[WHAT YOU HAVE TO DO] Each line in the entries below that holds the string "object" is to be listed.

Dataset rows:
====

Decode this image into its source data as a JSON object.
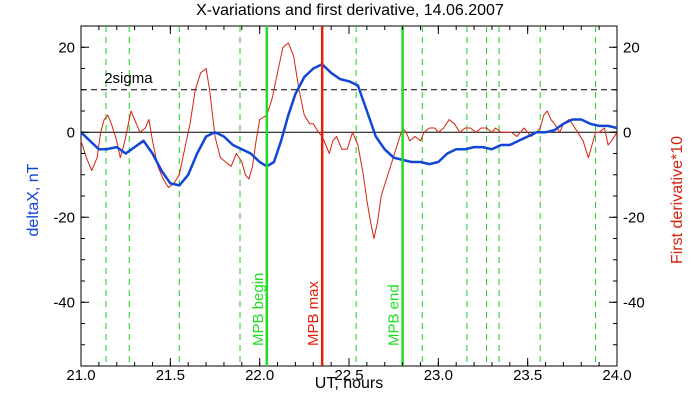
{
  "chart_data": {
    "type": "line",
    "title": "X-variations and first derivative, 14.06.2007",
    "xlabel": "UT, hours",
    "ylabel_left": "deltaX, nT",
    "ylabel_right": "First derivative*10",
    "xlim": [
      21.0,
      24.0
    ],
    "ylim": [
      -55,
      25
    ],
    "x_ticks": [
      "21.0",
      "21.5",
      "22.0",
      "22.5",
      "23.0",
      "23.5",
      "24.0"
    ],
    "y_ticks_left": [
      "20",
      "0",
      "-20",
      "-40"
    ],
    "y_ticks_right": [
      "20",
      "0",
      "-20",
      "-40"
    ],
    "colors": {
      "deltaX": "#1146d6",
      "derivative": "#d6230f",
      "mpb": "#22dd22",
      "mpb_max": "#e8200a",
      "dashed": "#22cc22"
    },
    "sigma": {
      "label": "2sigma",
      "value": 10
    },
    "zero_line": 0,
    "dashed_markers_x": [
      21.14,
      21.27,
      21.55,
      21.89,
      22.54,
      22.91,
      23.16,
      23.27,
      23.34,
      23.57,
      23.88
    ],
    "vertical_markers": [
      {
        "x": 22.04,
        "label": "MPB begin",
        "kind": "mpb"
      },
      {
        "x": 22.35,
        "label": "MPB max",
        "kind": "mpb_max"
      },
      {
        "x": 22.8,
        "label": "MPB end",
        "kind": "mpb"
      }
    ],
    "series": [
      {
        "key": "deltaX",
        "name": "deltaX, nT",
        "points": [
          [
            21.0,
            0
          ],
          [
            21.05,
            -2
          ],
          [
            21.1,
            -4
          ],
          [
            21.14,
            -4
          ],
          [
            21.2,
            -3.5
          ],
          [
            21.25,
            -5
          ],
          [
            21.3,
            -3.5
          ],
          [
            21.35,
            -2
          ],
          [
            21.4,
            -5
          ],
          [
            21.45,
            -9
          ],
          [
            21.5,
            -12
          ],
          [
            21.55,
            -12.5
          ],
          [
            21.6,
            -10
          ],
          [
            21.65,
            -5
          ],
          [
            21.7,
            -1
          ],
          [
            21.75,
            0
          ],
          [
            21.8,
            -1
          ],
          [
            21.85,
            -3
          ],
          [
            21.9,
            -4
          ],
          [
            21.95,
            -5
          ],
          [
            22.0,
            -7
          ],
          [
            22.04,
            -8
          ],
          [
            22.08,
            -7
          ],
          [
            22.12,
            -2
          ],
          [
            22.16,
            4
          ],
          [
            22.2,
            9
          ],
          [
            22.25,
            13
          ],
          [
            22.3,
            15
          ],
          [
            22.35,
            16
          ],
          [
            22.4,
            14
          ],
          [
            22.45,
            12.5
          ],
          [
            22.5,
            12
          ],
          [
            22.55,
            11
          ],
          [
            22.6,
            5
          ],
          [
            22.65,
            -1
          ],
          [
            22.7,
            -4
          ],
          [
            22.75,
            -6
          ],
          [
            22.8,
            -6.5
          ],
          [
            22.85,
            -7
          ],
          [
            22.9,
            -7
          ],
          [
            22.95,
            -7.5
          ],
          [
            23.0,
            -7
          ],
          [
            23.05,
            -5
          ],
          [
            23.1,
            -4
          ],
          [
            23.15,
            -4
          ],
          [
            23.2,
            -3.5
          ],
          [
            23.25,
            -3.5
          ],
          [
            23.3,
            -4
          ],
          [
            23.35,
            -3
          ],
          [
            23.4,
            -3
          ],
          [
            23.45,
            -2
          ],
          [
            23.5,
            -1
          ],
          [
            23.55,
            0
          ],
          [
            23.6,
            0
          ],
          [
            23.65,
            0.5
          ],
          [
            23.7,
            2
          ],
          [
            23.75,
            3
          ],
          [
            23.8,
            3
          ],
          [
            23.85,
            2
          ],
          [
            23.9,
            1.5
          ],
          [
            23.95,
            1.5
          ],
          [
            24.0,
            1
          ]
        ]
      },
      {
        "key": "derivative",
        "name": "First derivative*10",
        "points": [
          [
            21.0,
            -2
          ],
          [
            21.03,
            -6
          ],
          [
            21.06,
            -9
          ],
          [
            21.09,
            -6
          ],
          [
            21.11,
            0
          ],
          [
            21.13,
            3
          ],
          [
            21.15,
            4
          ],
          [
            21.17,
            2
          ],
          [
            21.2,
            -2
          ],
          [
            21.22,
            -6
          ],
          [
            21.24,
            -3
          ],
          [
            21.26,
            1
          ],
          [
            21.28,
            5
          ],
          [
            21.3,
            3
          ],
          [
            21.33,
            0
          ],
          [
            21.36,
            1
          ],
          [
            21.38,
            3
          ],
          [
            21.4,
            -2
          ],
          [
            21.43,
            -8
          ],
          [
            21.46,
            -11
          ],
          [
            21.49,
            -13
          ],
          [
            21.52,
            -12
          ],
          [
            21.55,
            -10
          ],
          [
            21.58,
            -4
          ],
          [
            21.61,
            2
          ],
          [
            21.64,
            10
          ],
          [
            21.67,
            14
          ],
          [
            21.7,
            15
          ],
          [
            21.72,
            10
          ],
          [
            21.75,
            -1
          ],
          [
            21.78,
            -6
          ],
          [
            21.81,
            -7
          ],
          [
            21.84,
            -8
          ],
          [
            21.87,
            -5
          ],
          [
            21.9,
            -7
          ],
          [
            21.92,
            -10
          ],
          [
            21.94,
            -11
          ],
          [
            21.96,
            -8
          ],
          [
            21.98,
            -2
          ],
          [
            22.0,
            3
          ],
          [
            22.04,
            4
          ],
          [
            22.07,
            8
          ],
          [
            22.1,
            14
          ],
          [
            22.13,
            20
          ],
          [
            22.16,
            21
          ],
          [
            22.19,
            18
          ],
          [
            22.22,
            10
          ],
          [
            22.25,
            4
          ],
          [
            22.28,
            2
          ],
          [
            22.3,
            2
          ],
          [
            22.33,
            0
          ],
          [
            22.35,
            -1
          ],
          [
            22.37,
            -3
          ],
          [
            22.39,
            -5
          ],
          [
            22.41,
            -2
          ],
          [
            22.43,
            -1
          ],
          [
            22.46,
            -4
          ],
          [
            22.49,
            -4
          ],
          [
            22.52,
            0
          ],
          [
            22.55,
            -3
          ],
          [
            22.58,
            -10
          ],
          [
            22.6,
            -16
          ],
          [
            22.62,
            -21
          ],
          [
            22.64,
            -25
          ],
          [
            22.66,
            -21
          ],
          [
            22.68,
            -15
          ],
          [
            22.71,
            -11
          ],
          [
            22.74,
            -7
          ],
          [
            22.77,
            -3
          ],
          [
            22.8,
            1
          ],
          [
            22.82,
            0
          ],
          [
            22.84,
            -2
          ],
          [
            22.87,
            -1
          ],
          [
            22.9,
            -2
          ],
          [
            22.92,
            0
          ],
          [
            22.95,
            1
          ],
          [
            22.98,
            1
          ],
          [
            23.0,
            0
          ],
          [
            23.03,
            1
          ],
          [
            23.06,
            3
          ],
          [
            23.09,
            2
          ],
          [
            23.12,
            0
          ],
          [
            23.15,
            1
          ],
          [
            23.18,
            1
          ],
          [
            23.21,
            0
          ],
          [
            23.24,
            1
          ],
          [
            23.27,
            1
          ],
          [
            23.3,
            0
          ],
          [
            23.32,
            1
          ],
          [
            23.35,
            0
          ],
          [
            23.38,
            0
          ],
          [
            23.41,
            0
          ],
          [
            23.44,
            -1
          ],
          [
            23.46,
            0
          ],
          [
            23.48,
            1
          ],
          [
            23.5,
            0
          ],
          [
            23.52,
            -1
          ],
          [
            23.55,
            0
          ],
          [
            23.57,
            1
          ],
          [
            23.59,
            4
          ],
          [
            23.61,
            5
          ],
          [
            23.63,
            3
          ],
          [
            23.65,
            2
          ],
          [
            23.68,
            0
          ],
          [
            23.7,
            2
          ],
          [
            23.73,
            3
          ],
          [
            23.75,
            2
          ],
          [
            23.78,
            0
          ],
          [
            23.81,
            -2
          ],
          [
            23.84,
            -6
          ],
          [
            23.86,
            -3
          ],
          [
            23.88,
            0
          ],
          [
            23.9,
            0
          ],
          [
            23.93,
            1
          ],
          [
            23.95,
            -3
          ],
          [
            23.97,
            -2
          ],
          [
            24.0,
            0
          ]
        ]
      }
    ]
  }
}
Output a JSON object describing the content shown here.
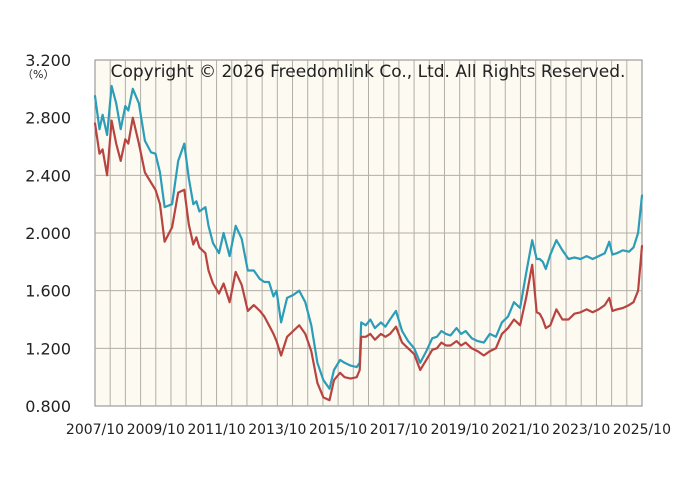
{
  "copyright": "Copyright © 2026 Freedomlink Co., Ltd. All Rights Reserved.",
  "colors": {
    "background": "#fdfaf2",
    "grid": "#b3aea6",
    "series_teal": "#2b9db8",
    "series_red": "#b84440"
  },
  "chart_data": {
    "type": "line",
    "y_unit_label": "（%）",
    "ylim": [
      0.8,
      3.2
    ],
    "yticks": [
      "0.800",
      "1.200",
      "1.600",
      "2.000",
      "2.400",
      "2.800",
      "3.200"
    ],
    "xlim": [
      2007.75,
      2025.83
    ],
    "xticks": [
      "2007/10",
      "2009/10",
      "2011/10",
      "2013/10",
      "2015/10",
      "2017/10",
      "2019/10",
      "2021/10",
      "2023/10",
      "2025/10"
    ],
    "grid": true,
    "series": [
      {
        "color": "#2b9db8",
        "x": [
          2007.75,
          2007.9,
          2008.0,
          2008.15,
          2008.3,
          2008.45,
          2008.6,
          2008.75,
          2008.85,
          2009.0,
          2009.2,
          2009.4,
          2009.6,
          2009.75,
          2009.9,
          2010.05,
          2010.3,
          2010.5,
          2010.7,
          2010.85,
          2011.0,
          2011.1,
          2011.2,
          2011.4,
          2011.5,
          2011.65,
          2011.85,
          2012.0,
          2012.2,
          2012.4,
          2012.6,
          2012.8,
          2013.0,
          2013.2,
          2013.35,
          2013.5,
          2013.65,
          2013.75,
          2013.9,
          2014.1,
          2014.3,
          2014.5,
          2014.7,
          2014.9,
          2015.1,
          2015.3,
          2015.5,
          2015.65,
          2015.85,
          2016.0,
          2016.2,
          2016.4,
          2016.5,
          2016.55,
          2016.7,
          2016.85,
          2017.0,
          2017.2,
          2017.35,
          2017.5,
          2017.7,
          2017.9,
          2018.1,
          2018.3,
          2018.5,
          2018.7,
          2018.9,
          2019.05,
          2019.2,
          2019.35,
          2019.5,
          2019.7,
          2019.85,
          2020.0,
          2020.2,
          2020.4,
          2020.6,
          2020.8,
          2021.0,
          2021.2,
          2021.4,
          2021.6,
          2021.8,
          2022.0,
          2022.2,
          2022.35,
          2022.45,
          2022.55,
          2022.65,
          2022.8,
          2023.0,
          2023.2,
          2023.4,
          2023.6,
          2023.8,
          2024.0,
          2024.2,
          2024.4,
          2024.6,
          2024.75,
          2024.85,
          2025.0,
          2025.2,
          2025.4,
          2025.55,
          2025.7,
          2025.83
        ],
        "values": [
          2.95,
          2.72,
          2.82,
          2.68,
          3.02,
          2.9,
          2.72,
          2.88,
          2.85,
          3.0,
          2.9,
          2.64,
          2.56,
          2.55,
          2.42,
          2.18,
          2.2,
          2.5,
          2.62,
          2.38,
          2.2,
          2.22,
          2.15,
          2.18,
          2.05,
          1.93,
          1.86,
          2.0,
          1.84,
          2.05,
          1.96,
          1.74,
          1.74,
          1.68,
          1.66,
          1.66,
          1.56,
          1.6,
          1.38,
          1.55,
          1.57,
          1.6,
          1.52,
          1.36,
          1.1,
          0.98,
          0.92,
          1.05,
          1.12,
          1.1,
          1.08,
          1.07,
          1.1,
          1.38,
          1.36,
          1.4,
          1.34,
          1.38,
          1.35,
          1.4,
          1.46,
          1.32,
          1.25,
          1.2,
          1.1,
          1.18,
          1.27,
          1.28,
          1.32,
          1.3,
          1.29,
          1.34,
          1.3,
          1.32,
          1.27,
          1.25,
          1.24,
          1.3,
          1.28,
          1.38,
          1.42,
          1.52,
          1.48,
          1.72,
          1.95,
          1.82,
          1.82,
          1.8,
          1.75,
          1.85,
          1.95,
          1.88,
          1.82,
          1.83,
          1.82,
          1.84,
          1.82,
          1.84,
          1.86,
          1.94,
          1.85,
          1.86,
          1.88,
          1.87,
          1.9,
          2.0,
          2.26
        ]
      },
      {
        "color": "#b84440",
        "x": [
          2007.75,
          2007.9,
          2008.0,
          2008.15,
          2008.3,
          2008.45,
          2008.6,
          2008.75,
          2008.85,
          2009.0,
          2009.2,
          2009.4,
          2009.6,
          2009.75,
          2009.9,
          2010.05,
          2010.3,
          2010.5,
          2010.7,
          2010.85,
          2011.0,
          2011.1,
          2011.2,
          2011.4,
          2011.5,
          2011.65,
          2011.85,
          2012.0,
          2012.2,
          2012.4,
          2012.6,
          2012.8,
          2013.0,
          2013.2,
          2013.35,
          2013.5,
          2013.65,
          2013.75,
          2013.9,
          2014.1,
          2014.3,
          2014.5,
          2014.7,
          2014.9,
          2015.1,
          2015.3,
          2015.5,
          2015.65,
          2015.85,
          2016.0,
          2016.2,
          2016.4,
          2016.5,
          2016.55,
          2016.7,
          2016.85,
          2017.0,
          2017.2,
          2017.35,
          2017.5,
          2017.7,
          2017.9,
          2018.1,
          2018.3,
          2018.5,
          2018.7,
          2018.9,
          2019.05,
          2019.2,
          2019.35,
          2019.5,
          2019.7,
          2019.85,
          2020.0,
          2020.2,
          2020.4,
          2020.6,
          2020.8,
          2021.0,
          2021.2,
          2021.4,
          2021.6,
          2021.8,
          2022.0,
          2022.2,
          2022.35,
          2022.45,
          2022.55,
          2022.65,
          2022.8,
          2023.0,
          2023.2,
          2023.4,
          2023.6,
          2023.8,
          2024.0,
          2024.2,
          2024.4,
          2024.6,
          2024.75,
          2024.85,
          2025.0,
          2025.2,
          2025.4,
          2025.55,
          2025.7,
          2025.83
        ],
        "values": [
          2.76,
          2.55,
          2.58,
          2.4,
          2.78,
          2.62,
          2.5,
          2.65,
          2.62,
          2.8,
          2.62,
          2.42,
          2.35,
          2.3,
          2.2,
          1.94,
          2.04,
          2.28,
          2.3,
          2.06,
          1.92,
          1.97,
          1.9,
          1.86,
          1.74,
          1.65,
          1.58,
          1.65,
          1.52,
          1.73,
          1.64,
          1.46,
          1.5,
          1.46,
          1.42,
          1.36,
          1.3,
          1.25,
          1.15,
          1.28,
          1.32,
          1.36,
          1.3,
          1.18,
          0.96,
          0.86,
          0.84,
          0.98,
          1.03,
          1.0,
          0.99,
          1.0,
          1.05,
          1.28,
          1.28,
          1.3,
          1.26,
          1.3,
          1.28,
          1.3,
          1.35,
          1.24,
          1.2,
          1.16,
          1.05,
          1.12,
          1.19,
          1.2,
          1.24,
          1.22,
          1.22,
          1.25,
          1.22,
          1.24,
          1.2,
          1.18,
          1.15,
          1.18,
          1.2,
          1.3,
          1.34,
          1.4,
          1.36,
          1.55,
          1.78,
          1.45,
          1.44,
          1.4,
          1.34,
          1.36,
          1.47,
          1.4,
          1.4,
          1.44,
          1.45,
          1.47,
          1.45,
          1.47,
          1.5,
          1.55,
          1.46,
          1.47,
          1.48,
          1.5,
          1.52,
          1.6,
          1.91
        ]
      }
    ]
  }
}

====

[PROBLEM SOLUTION]
Decode this image into its source data as a JSON object.
Output a JSON object describing the content shown here.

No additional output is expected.